Task prompt: Write out all entries word for word.

Record excerpts:
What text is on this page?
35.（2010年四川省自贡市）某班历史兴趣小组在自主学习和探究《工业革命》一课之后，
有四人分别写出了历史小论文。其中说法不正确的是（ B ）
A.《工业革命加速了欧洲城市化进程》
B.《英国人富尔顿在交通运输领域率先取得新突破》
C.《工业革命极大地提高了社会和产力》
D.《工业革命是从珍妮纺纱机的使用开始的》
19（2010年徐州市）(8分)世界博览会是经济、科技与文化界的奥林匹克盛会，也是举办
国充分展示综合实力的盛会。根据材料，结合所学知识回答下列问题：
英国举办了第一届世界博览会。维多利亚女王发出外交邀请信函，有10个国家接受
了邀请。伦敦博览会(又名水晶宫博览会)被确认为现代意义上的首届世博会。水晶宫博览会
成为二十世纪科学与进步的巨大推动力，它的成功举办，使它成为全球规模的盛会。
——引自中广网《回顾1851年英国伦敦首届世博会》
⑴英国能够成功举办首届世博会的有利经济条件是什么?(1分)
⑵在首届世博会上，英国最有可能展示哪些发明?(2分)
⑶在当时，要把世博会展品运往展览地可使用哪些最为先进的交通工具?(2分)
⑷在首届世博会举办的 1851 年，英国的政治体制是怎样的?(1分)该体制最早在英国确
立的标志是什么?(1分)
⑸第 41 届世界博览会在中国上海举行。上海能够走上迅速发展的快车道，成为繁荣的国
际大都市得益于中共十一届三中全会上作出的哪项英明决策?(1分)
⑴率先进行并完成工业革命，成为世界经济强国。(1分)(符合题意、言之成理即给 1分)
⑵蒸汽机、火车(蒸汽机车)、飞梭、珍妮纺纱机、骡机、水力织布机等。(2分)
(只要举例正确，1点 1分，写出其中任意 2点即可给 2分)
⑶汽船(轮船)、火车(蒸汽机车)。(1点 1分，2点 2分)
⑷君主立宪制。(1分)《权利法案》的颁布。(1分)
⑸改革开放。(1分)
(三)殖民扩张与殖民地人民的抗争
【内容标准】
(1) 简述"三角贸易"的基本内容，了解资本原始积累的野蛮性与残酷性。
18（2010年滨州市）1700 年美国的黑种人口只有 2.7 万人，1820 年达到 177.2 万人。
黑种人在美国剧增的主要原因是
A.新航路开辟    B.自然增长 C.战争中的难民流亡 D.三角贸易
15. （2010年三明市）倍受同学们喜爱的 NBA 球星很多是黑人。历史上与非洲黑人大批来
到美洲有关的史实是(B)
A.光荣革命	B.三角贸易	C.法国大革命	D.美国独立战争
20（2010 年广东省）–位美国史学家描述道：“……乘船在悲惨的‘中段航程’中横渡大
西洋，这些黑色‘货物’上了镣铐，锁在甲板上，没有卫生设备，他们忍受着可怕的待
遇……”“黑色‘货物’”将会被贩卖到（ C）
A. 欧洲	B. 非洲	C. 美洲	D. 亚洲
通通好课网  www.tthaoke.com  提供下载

Worked solution:
What text is on this page?
35.（2010年四川省自贡市）某班历史兴趣小组在自主学习和探究《工业革命》一课之后，
有四人分别写出了历史小论文。其中说法不正确的是（ B ）
A.《工业革命加速了欧洲城市化进程》
B.《英国人富尔顿在交通运输领域率先取得新突破》
C.《工业革命极大地提高了社会和产力》
D.《工业革命是从珍妮纺纱机的使用开始的》
19（2010年徐州市）(8分)世界博览会是经济、科技与文化界的奥林匹克盛会，也是举办
国充分展示综合实力的盛会。根据材料，结合所学知识回答下列问题：
英国举办了第一届世界博览会。维多利亚女王发出外交邀请信函，有10个国家接受
了邀请。伦敦博览会(又名水晶宫博览会)被确认为现代意义上的首届世博会。水晶宫博览会
成为二十世纪科学与进步的巨大推动力，它的成功举办，使它成为全球规模的盛会。
——引自中广网《回顾1851年英国伦敦首届世博会》
⑴英国能够成功举办首届世博会的有利经济条件是什么?(1分)
⑵在首届世博会上，英国最有可能展示哪些发明?(2分)
⑶在当时，要把世博会展品运往展览地可使用哪些最为先进的交通工具?(2分)
⑷在首届世博会举办的 1851 年，英国的政治体制是怎样的?(1分)该体制最早在英国确
立的标志是什么?(1分)
⑸第 41 届世界博览会在中国上海举行。上海能够走上迅速发展的快车道，成为繁荣的国
际大都市得益于中共十一届三中全会上作出的哪项英明决策?(1分)
⑴率先进行并完成工业革命，成为世界经济强国。(1分)(符合题意、言之成理即给 1分)
⑵蒸汽机、火车(蒸汽机车)、飞梭、珍妮纺纱机、骡机、水力织布机等。(2分)
(只要举例正确，1点 1分，写出其中任意 2点即可给 2分)
⑶汽船(轮船)、火车(蒸汽机车)。(1点 1分，2点 2分)
⑷君主立宪制。(1分)《权利法案》的颁布。(1分)
⑸改革开放。(1分)
(三)殖民扩张与殖民地人民的抗争
【内容标准】
(1) 简述"三角贸易"的基本内容，了解资本原始积累的野蛮性与残酷性。
18（2010年滨州市）1700 年美国的黑种人口只有 2.7 万人，1820 年达到 177.2 万人。
黑种人在美国剧增的主要原因是
A.新航路开辟    B.自然增长 C.战争中的难民流亡 D.三角贸易
15. （2010年三明市）倍受同学们喜爱的 NBA 球星很多是黑人。历史上与非洲黑人大批来
到美洲有关的史实是(B)
A.光荣革命	B.三角贸易	C.法国大革命	D.美国独立战争
20（2010 年广东省）–位美国史学家描述道：“……乘船在悲惨的‘中段航程’中横渡大
西洋，这些黑色‘货物’上了镣铐，锁在甲板上，没有卫生设备，他们忍受着可怕的待
遇……”“黑色‘货物’”将会被贩卖到（ C）
A. 欧洲	B. 非洲	C. 美洲	D. 亚洲
通通好课网  www.tthaoke.com  提供下载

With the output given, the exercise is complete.